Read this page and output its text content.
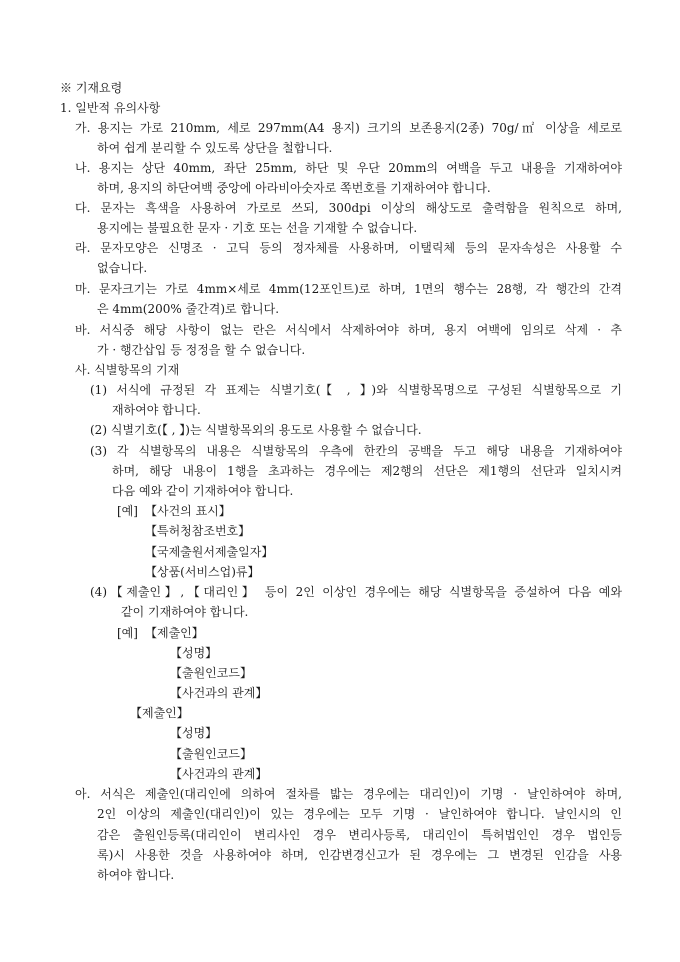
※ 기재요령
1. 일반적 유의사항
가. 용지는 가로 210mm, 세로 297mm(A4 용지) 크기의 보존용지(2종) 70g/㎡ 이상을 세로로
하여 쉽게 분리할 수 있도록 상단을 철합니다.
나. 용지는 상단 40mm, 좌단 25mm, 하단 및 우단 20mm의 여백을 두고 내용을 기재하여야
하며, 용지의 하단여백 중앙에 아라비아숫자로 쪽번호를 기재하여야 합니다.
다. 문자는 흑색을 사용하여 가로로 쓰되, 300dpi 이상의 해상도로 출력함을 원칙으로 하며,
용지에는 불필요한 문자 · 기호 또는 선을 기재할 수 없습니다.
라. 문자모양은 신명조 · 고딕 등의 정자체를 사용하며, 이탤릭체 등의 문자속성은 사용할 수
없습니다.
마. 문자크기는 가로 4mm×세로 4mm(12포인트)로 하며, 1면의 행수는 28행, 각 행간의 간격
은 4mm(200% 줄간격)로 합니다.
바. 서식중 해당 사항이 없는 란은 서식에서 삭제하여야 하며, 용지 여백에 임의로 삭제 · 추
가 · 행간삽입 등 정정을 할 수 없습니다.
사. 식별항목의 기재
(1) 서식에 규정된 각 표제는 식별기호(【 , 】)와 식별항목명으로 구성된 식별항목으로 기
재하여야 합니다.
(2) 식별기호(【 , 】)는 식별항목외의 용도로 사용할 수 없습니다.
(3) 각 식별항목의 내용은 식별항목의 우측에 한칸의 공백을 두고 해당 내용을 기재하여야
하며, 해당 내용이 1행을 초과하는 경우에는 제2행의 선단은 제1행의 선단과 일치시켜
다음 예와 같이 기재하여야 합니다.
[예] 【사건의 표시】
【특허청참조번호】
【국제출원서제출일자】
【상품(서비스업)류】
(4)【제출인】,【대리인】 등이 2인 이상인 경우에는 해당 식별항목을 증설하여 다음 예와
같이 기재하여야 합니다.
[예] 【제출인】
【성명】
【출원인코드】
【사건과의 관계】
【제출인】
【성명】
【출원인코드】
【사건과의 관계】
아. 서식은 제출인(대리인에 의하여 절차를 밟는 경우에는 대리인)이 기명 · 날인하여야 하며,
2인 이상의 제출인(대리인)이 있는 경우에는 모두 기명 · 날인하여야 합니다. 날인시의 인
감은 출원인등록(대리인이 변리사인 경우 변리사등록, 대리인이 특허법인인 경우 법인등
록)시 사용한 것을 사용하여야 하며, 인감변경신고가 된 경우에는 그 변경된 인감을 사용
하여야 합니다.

•••

**REQUIRED WORK:** A faithful copy of the records above is needed, with the pictures left out.

**ANSWER TO THIS EXERCISE:**
Read this page and output its text content.
※ 기재요령
1. 일반적 유의사항
가. 용지는 가로 210mm, 세로 297mm(A4 용지) 크기의 보존용지(2종) 70g/㎡ 이상을 세로로
하여 쉽게 분리할 수 있도록 상단을 철합니다.
나. 용지는 상단 40mm, 좌단 25mm, 하단 및 우단 20mm의 여백을 두고 내용을 기재하여야
하며, 용지의 하단여백 중앙에 아라비아숫자로 쪽번호를 기재하여야 합니다.
다. 문자는 흑색을 사용하여 가로로 쓰되, 300dpi 이상의 해상도로 출력함을 원칙으로 하며,
용지에는 불필요한 문자 · 기호 또는 선을 기재할 수 없습니다.
라. 문자모양은 신명조 · 고딕 등의 정자체를 사용하며, 이탤릭체 등의 문자속성은 사용할 수
없습니다.
마. 문자크기는 가로 4mm×세로 4mm(12포인트)로 하며, 1면의 행수는 28행, 각 행간의 간격
은 4mm(200% 줄간격)로 합니다.
바. 서식중 해당 사항이 없는 란은 서식에서 삭제하여야 하며, 용지 여백에 임의로 삭제 · 추
가 · 행간삽입 등 정정을 할 수 없습니다.
사. 식별항목의 기재
(1) 서식에 규정된 각 표제는 식별기호(【 , 】)와 식별항목명으로 구성된 식별항목으로 기
재하여야 합니다.
(2) 식별기호(【 , 】)는 식별항목외의 용도로 사용할 수 없습니다.
(3) 각 식별항목의 내용은 식별항목의 우측에 한칸의 공백을 두고 해당 내용을 기재하여야
하며, 해당 내용이 1행을 초과하는 경우에는 제2행의 선단은 제1행의 선단과 일치시켜
다음 예와 같이 기재하여야 합니다.
[예] 【사건의 표시】
【특허청참조번호】
【국제출원서제출일자】
【상품(서비스업)류】
(4)【제출인】,【대리인】 등이 2인 이상인 경우에는 해당 식별항목을 증설하여 다음 예와
같이 기재하여야 합니다.
[예] 【제출인】
【성명】
【출원인코드】
【사건과의 관계】
【제출인】
【성명】
【출원인코드】
【사건과의 관계】
아. 서식은 제출인(대리인에 의하여 절차를 밟는 경우에는 대리인)이 기명 · 날인하여야 하며,
2인 이상의 제출인(대리인)이 있는 경우에는 모두 기명 · 날인하여야 합니다. 날인시의 인
감은 출원인등록(대리인이 변리사인 경우 변리사등록, 대리인이 특허법인인 경우 법인등
록)시 사용한 것을 사용하여야 하며, 인감변경신고가 된 경우에는 그 변경된 인감을 사용
하여야 합니다.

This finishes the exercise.